* Dataset items:
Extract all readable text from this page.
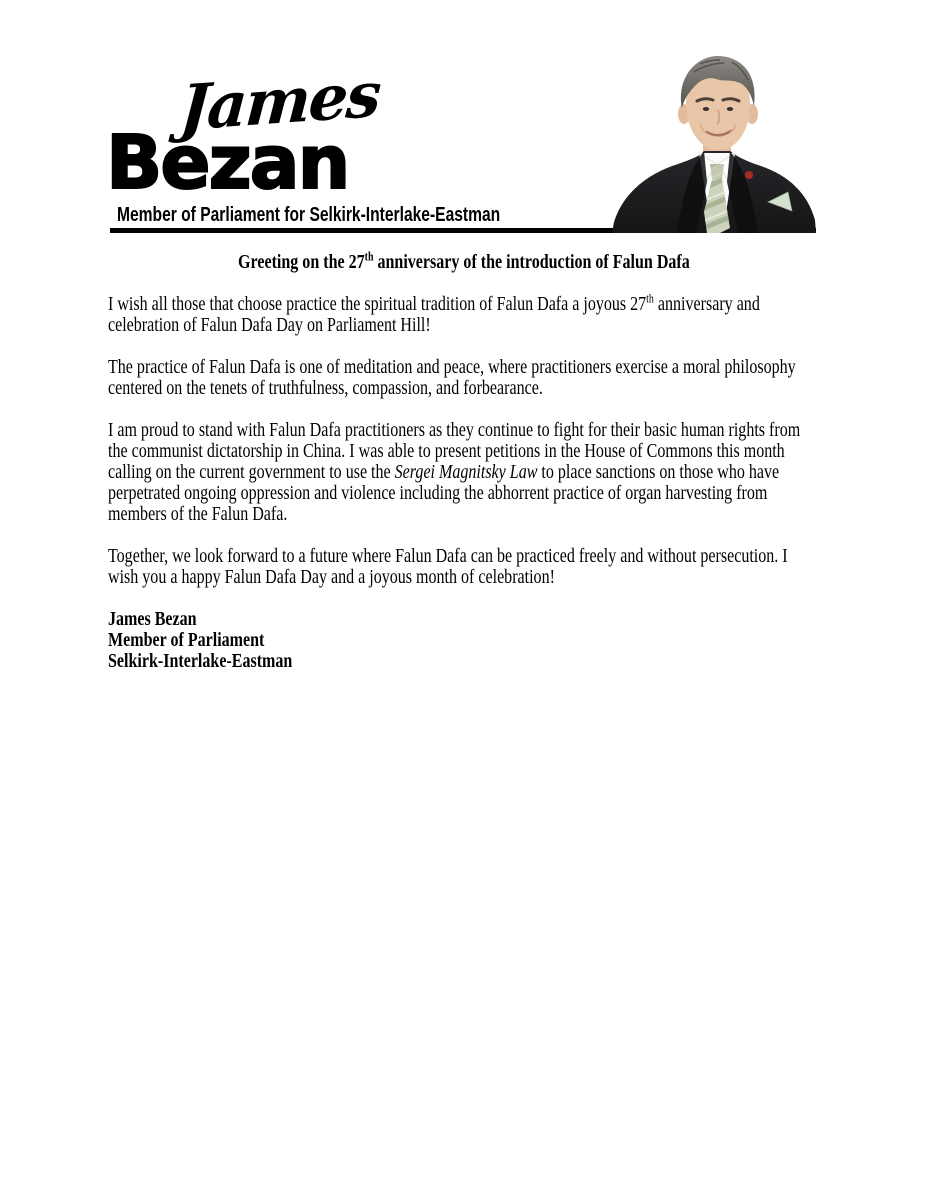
James
Bezan
Member of Parliament for Selkirk-Interlake-Eastman
Greeting on the 27th anniversary of the introduction of Falun Dafa

I wish all those that choose practice the spiritual tradition of Falun Dafa a joyous 27th anniversary and celebration of Falun Dafa Day on Parliament Hill!

The practice of Falun Dafa is one of meditation and peace, where practitioners exercise a moral philosophy centered on the tenets of truthfulness, compassion, and forbearance.

I am proud to stand with Falun Dafa practitioners as they continue to fight for their basic human rights from the communist dictatorship in China. I was able to present petitions in the House of Commons this month calling on the current government to use the Sergei Magnitsky Law to place sanctions on those who have perpetrated ongoing oppression and violence including the abhorrent practice of organ harvesting from members of the Falun Dafa.

Together, we look forward to a future where Falun Dafa can be practiced freely and without persecution. I wish you a happy Falun Dafa Day and a joyous month of celebration!

James Bezan
Member of Parliament
Selkirk-Interlake-Eastman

* What needs to be done:
Return the entries unchanged, save for the pictures, which do not belong in the copy.

* Correct result:
Extract all readable text from this page.
James
Bezan
Member of Parliament for Selkirk-Interlake-Eastman
Greeting on the 27th anniversary of the introduction of Falun Dafa

I wish all those that choose practice the spiritual tradition of Falun Dafa a joyous 27th anniversary and celebration of Falun Dafa Day on Parliament Hill!

The practice of Falun Dafa is one of meditation and peace, where practitioners exercise a moral philosophy centered on the tenets of truthfulness, compassion, and forbearance.

I am proud to stand with Falun Dafa practitioners as they continue to fight for their basic human rights from the communist dictatorship in China. I was able to present petitions in the House of Commons this month calling on the current government to use the Sergei Magnitsky Law to place sanctions on those who have perpetrated ongoing oppression and violence including the abhorrent practice of organ harvesting from members of the Falun Dafa.

Together, we look forward to a future where Falun Dafa can be practiced freely and without persecution. I wish you a happy Falun Dafa Day and a joyous month of celebration!

James Bezan
Member of Parliament
Selkirk-Interlake-Eastman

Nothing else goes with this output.